# OBJECTIVE
Look through the data and write out every line with the word "dangerous" in it.

# SOURCE DATA
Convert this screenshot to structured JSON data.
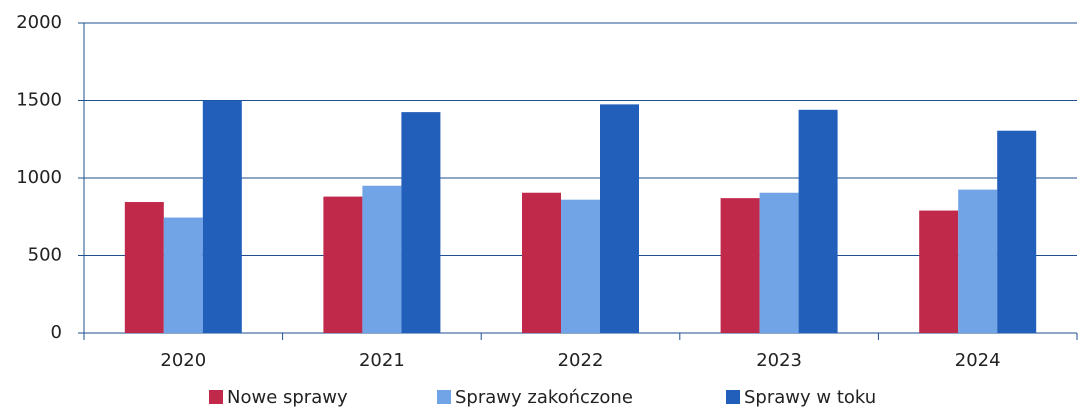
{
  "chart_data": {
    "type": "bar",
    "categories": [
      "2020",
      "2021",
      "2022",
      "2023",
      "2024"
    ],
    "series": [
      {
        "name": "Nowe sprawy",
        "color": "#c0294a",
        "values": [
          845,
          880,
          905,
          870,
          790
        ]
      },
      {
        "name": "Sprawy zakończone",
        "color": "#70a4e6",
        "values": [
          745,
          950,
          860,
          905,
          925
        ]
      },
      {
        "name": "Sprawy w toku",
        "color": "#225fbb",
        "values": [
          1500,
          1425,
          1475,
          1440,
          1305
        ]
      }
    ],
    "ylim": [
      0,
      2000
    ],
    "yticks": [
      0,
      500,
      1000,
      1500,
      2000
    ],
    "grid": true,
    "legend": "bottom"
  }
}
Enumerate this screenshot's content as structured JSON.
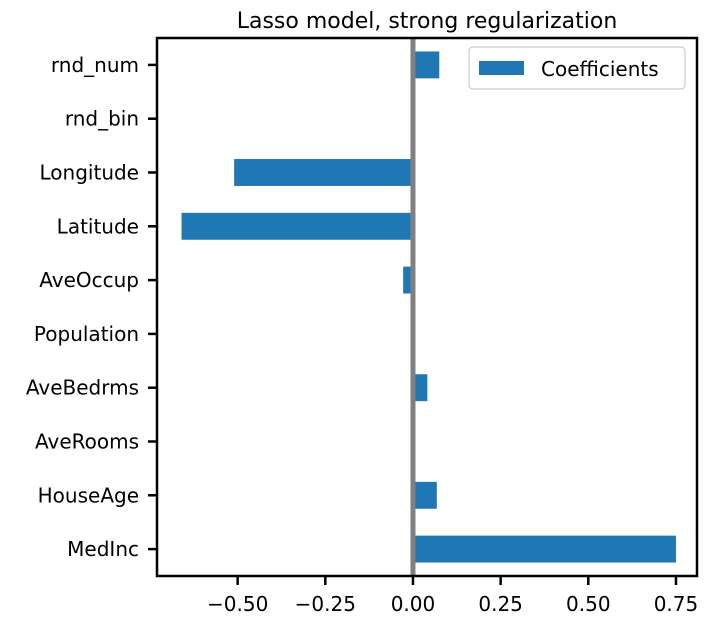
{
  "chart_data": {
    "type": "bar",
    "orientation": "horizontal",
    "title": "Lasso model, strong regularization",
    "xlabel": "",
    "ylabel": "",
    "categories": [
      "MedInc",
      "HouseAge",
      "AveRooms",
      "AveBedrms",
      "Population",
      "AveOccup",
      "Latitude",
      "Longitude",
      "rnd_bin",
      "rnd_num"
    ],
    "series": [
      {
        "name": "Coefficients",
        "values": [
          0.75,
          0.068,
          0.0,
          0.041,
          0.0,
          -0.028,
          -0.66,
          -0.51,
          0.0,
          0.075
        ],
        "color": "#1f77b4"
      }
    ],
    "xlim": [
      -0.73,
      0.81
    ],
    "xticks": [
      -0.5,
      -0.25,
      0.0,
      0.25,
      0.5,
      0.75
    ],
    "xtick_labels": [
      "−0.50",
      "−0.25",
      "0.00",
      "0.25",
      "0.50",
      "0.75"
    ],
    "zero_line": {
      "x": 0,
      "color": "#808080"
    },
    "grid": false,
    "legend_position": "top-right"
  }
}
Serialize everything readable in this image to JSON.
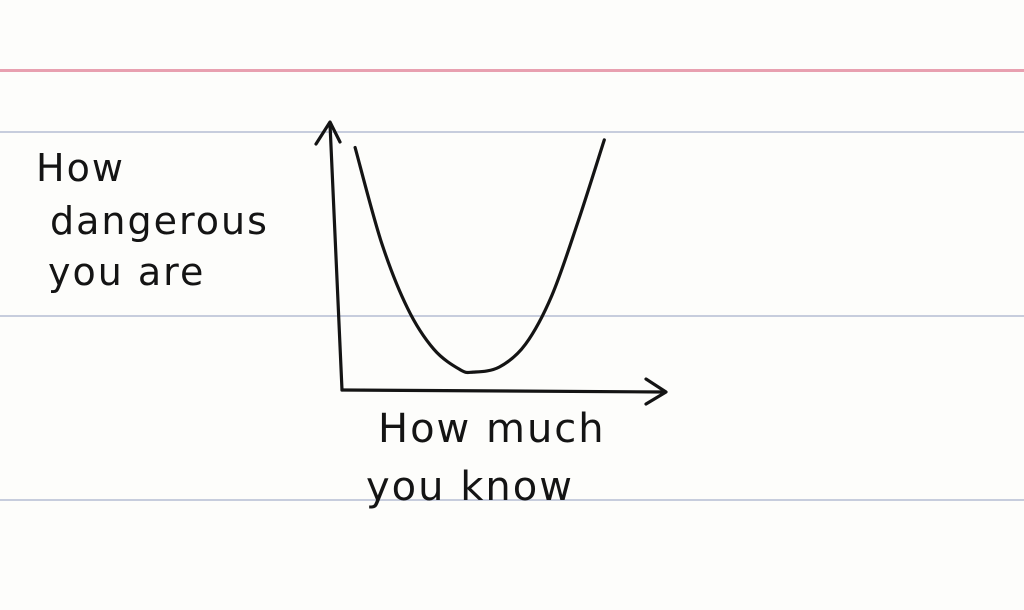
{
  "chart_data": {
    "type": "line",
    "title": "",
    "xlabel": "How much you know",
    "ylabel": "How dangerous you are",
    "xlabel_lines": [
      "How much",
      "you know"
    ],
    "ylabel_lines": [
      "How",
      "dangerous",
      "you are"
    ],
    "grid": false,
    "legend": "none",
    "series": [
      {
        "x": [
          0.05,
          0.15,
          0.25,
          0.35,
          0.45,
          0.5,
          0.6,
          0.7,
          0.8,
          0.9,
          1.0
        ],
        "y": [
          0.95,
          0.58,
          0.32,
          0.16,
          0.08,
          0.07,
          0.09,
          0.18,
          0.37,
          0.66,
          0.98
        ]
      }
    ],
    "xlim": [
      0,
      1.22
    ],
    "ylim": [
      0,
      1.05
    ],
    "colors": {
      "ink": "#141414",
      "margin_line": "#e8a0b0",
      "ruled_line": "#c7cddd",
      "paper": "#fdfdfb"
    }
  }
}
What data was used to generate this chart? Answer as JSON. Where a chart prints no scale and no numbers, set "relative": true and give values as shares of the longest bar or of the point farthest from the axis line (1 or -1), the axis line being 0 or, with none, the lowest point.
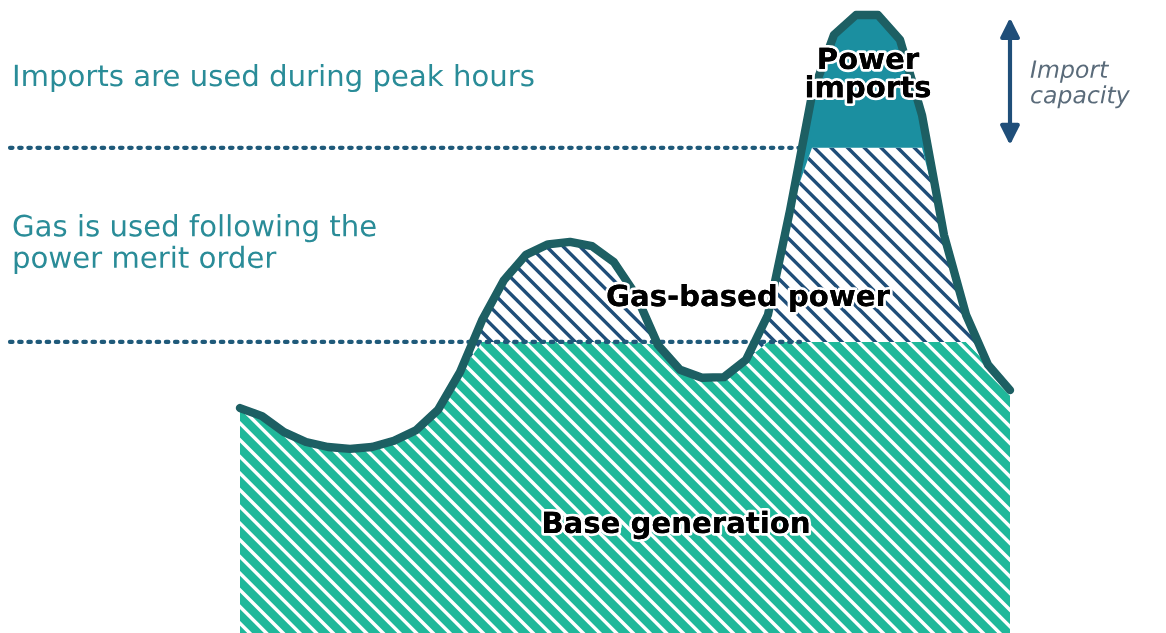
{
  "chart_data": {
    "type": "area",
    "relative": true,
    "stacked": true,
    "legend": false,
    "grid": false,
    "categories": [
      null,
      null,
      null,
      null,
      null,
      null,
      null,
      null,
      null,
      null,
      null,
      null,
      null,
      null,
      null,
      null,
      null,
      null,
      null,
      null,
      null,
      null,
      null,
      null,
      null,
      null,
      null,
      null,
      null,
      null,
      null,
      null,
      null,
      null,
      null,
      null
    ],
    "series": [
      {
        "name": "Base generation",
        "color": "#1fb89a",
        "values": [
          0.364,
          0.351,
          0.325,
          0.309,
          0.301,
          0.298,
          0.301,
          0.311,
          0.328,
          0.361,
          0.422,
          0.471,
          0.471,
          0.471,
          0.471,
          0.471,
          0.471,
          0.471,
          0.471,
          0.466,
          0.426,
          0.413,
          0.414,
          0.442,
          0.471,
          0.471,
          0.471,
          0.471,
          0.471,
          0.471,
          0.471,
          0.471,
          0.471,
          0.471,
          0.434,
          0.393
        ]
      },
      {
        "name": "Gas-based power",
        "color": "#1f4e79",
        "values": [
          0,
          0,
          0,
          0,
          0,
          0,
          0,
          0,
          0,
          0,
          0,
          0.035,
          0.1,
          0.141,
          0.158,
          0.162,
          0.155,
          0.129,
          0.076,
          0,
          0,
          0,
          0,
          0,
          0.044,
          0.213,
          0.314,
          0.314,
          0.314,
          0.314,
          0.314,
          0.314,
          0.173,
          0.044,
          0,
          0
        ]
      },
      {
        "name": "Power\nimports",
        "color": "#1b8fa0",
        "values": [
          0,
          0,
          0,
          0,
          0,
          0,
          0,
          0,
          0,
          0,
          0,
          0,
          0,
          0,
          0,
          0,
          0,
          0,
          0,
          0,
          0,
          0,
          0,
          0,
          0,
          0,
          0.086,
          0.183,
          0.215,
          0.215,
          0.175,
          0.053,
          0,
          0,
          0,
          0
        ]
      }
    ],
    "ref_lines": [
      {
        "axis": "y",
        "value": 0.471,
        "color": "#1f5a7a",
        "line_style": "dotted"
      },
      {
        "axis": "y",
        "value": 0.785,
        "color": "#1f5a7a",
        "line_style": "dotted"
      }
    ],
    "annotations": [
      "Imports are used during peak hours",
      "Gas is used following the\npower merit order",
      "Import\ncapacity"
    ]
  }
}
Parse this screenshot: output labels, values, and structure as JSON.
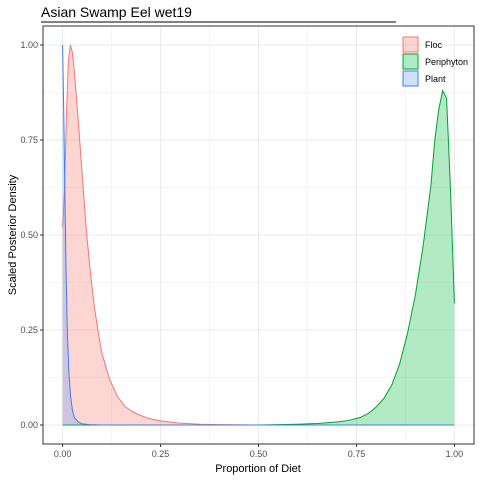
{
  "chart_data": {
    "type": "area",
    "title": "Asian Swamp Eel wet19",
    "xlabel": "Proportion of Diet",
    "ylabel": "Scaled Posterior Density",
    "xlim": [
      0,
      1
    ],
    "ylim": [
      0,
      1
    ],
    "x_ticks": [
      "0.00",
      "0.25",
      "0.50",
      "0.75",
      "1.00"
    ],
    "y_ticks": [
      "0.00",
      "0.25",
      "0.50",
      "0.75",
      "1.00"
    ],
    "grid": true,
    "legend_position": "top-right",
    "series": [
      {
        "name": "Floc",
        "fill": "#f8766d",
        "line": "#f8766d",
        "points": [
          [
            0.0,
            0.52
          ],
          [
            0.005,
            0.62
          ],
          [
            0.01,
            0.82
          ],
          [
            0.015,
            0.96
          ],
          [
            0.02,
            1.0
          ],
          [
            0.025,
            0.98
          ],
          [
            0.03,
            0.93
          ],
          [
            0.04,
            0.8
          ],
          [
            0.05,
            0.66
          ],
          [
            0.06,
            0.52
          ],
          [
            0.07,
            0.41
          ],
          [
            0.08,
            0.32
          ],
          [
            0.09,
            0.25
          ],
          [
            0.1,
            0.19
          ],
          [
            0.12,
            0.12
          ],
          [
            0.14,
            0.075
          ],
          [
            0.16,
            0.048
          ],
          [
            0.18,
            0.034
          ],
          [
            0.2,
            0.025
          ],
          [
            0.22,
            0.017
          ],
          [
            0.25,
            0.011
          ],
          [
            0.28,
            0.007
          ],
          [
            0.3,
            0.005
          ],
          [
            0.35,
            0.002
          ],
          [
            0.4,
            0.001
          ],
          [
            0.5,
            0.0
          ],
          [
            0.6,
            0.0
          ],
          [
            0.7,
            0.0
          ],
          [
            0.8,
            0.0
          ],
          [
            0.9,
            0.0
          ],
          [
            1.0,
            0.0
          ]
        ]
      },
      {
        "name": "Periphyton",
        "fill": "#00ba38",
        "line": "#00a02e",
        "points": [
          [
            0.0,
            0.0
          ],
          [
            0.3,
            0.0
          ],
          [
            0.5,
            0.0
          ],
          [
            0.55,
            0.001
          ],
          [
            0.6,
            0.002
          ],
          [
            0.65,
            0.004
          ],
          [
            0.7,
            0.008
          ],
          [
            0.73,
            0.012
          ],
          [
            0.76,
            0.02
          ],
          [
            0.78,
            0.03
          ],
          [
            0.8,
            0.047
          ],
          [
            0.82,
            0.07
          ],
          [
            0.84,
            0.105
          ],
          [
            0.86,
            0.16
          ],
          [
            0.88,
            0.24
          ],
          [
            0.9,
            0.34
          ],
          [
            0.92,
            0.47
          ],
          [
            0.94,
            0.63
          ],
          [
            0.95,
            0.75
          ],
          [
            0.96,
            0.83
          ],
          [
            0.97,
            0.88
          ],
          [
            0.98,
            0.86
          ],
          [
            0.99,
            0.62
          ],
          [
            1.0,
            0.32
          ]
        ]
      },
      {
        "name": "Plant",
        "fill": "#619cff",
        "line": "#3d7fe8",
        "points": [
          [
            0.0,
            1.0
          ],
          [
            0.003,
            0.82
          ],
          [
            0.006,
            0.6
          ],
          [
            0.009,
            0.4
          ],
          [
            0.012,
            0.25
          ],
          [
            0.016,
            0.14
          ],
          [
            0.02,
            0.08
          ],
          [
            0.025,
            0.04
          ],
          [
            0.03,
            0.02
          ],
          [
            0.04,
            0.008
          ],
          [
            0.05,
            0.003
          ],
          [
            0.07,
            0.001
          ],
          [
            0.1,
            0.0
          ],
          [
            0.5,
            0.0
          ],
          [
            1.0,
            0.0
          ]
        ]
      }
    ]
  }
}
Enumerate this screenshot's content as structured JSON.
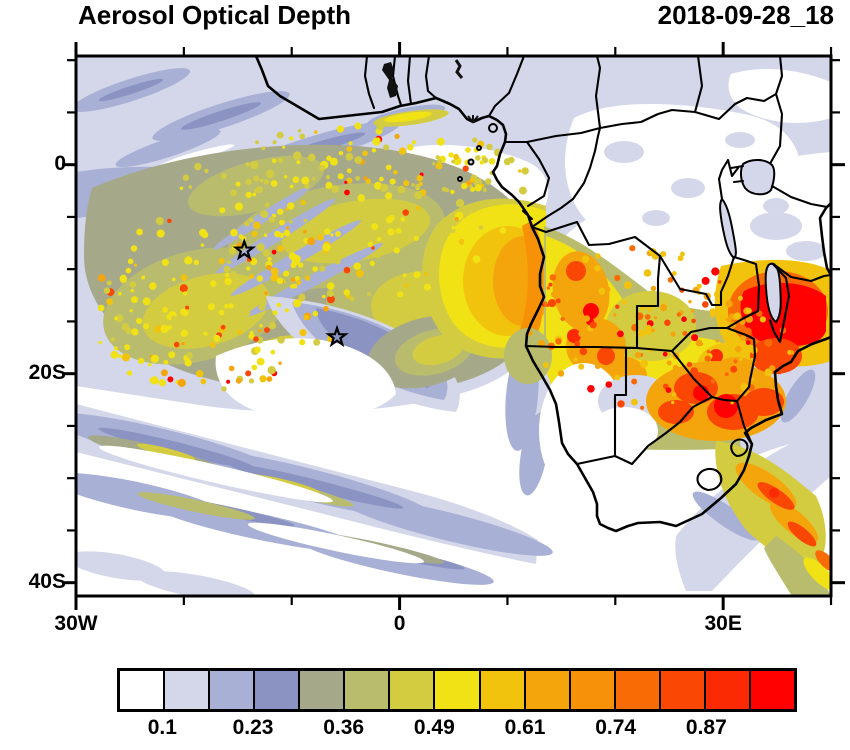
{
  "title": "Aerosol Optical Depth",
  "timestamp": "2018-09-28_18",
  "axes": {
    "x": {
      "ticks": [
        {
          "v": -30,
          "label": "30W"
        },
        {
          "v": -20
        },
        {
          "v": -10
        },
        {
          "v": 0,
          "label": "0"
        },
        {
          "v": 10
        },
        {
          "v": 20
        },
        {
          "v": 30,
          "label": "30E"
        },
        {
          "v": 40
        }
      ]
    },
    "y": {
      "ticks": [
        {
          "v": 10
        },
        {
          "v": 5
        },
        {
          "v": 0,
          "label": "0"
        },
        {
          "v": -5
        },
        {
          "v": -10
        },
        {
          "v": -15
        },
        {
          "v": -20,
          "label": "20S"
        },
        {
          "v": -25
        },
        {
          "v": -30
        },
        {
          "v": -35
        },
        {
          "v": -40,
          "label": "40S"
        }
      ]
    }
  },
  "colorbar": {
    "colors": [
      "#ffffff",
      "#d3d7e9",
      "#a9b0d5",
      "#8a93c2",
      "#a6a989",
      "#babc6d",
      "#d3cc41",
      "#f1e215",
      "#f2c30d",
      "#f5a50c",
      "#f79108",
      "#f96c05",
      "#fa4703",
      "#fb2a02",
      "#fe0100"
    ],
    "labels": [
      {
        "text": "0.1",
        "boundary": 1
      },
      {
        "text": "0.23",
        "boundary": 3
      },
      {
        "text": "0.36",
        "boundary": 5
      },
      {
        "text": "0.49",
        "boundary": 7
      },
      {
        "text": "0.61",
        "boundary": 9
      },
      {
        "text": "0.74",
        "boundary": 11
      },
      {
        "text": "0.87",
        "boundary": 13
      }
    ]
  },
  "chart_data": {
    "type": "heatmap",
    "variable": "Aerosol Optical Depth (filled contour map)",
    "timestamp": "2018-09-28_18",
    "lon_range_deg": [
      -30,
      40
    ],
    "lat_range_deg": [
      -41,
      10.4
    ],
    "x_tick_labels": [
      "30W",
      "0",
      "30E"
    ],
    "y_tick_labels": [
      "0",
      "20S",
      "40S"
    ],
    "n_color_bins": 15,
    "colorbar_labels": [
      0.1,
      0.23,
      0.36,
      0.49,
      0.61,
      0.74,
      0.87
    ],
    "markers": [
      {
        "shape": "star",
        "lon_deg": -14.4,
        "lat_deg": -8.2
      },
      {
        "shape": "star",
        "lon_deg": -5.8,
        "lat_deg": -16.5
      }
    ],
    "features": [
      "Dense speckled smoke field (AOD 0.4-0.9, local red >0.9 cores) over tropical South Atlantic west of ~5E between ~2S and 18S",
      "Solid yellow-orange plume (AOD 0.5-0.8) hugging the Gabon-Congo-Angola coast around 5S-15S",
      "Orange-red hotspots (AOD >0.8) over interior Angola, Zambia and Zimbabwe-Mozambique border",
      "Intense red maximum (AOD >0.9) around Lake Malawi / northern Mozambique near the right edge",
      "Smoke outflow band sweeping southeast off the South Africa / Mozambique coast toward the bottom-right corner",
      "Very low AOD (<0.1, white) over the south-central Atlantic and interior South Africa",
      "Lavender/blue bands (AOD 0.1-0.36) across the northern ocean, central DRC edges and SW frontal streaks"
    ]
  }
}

# FINISHED EXERCISE
    "ylabel": "How dangerous you are",
      "dangerous",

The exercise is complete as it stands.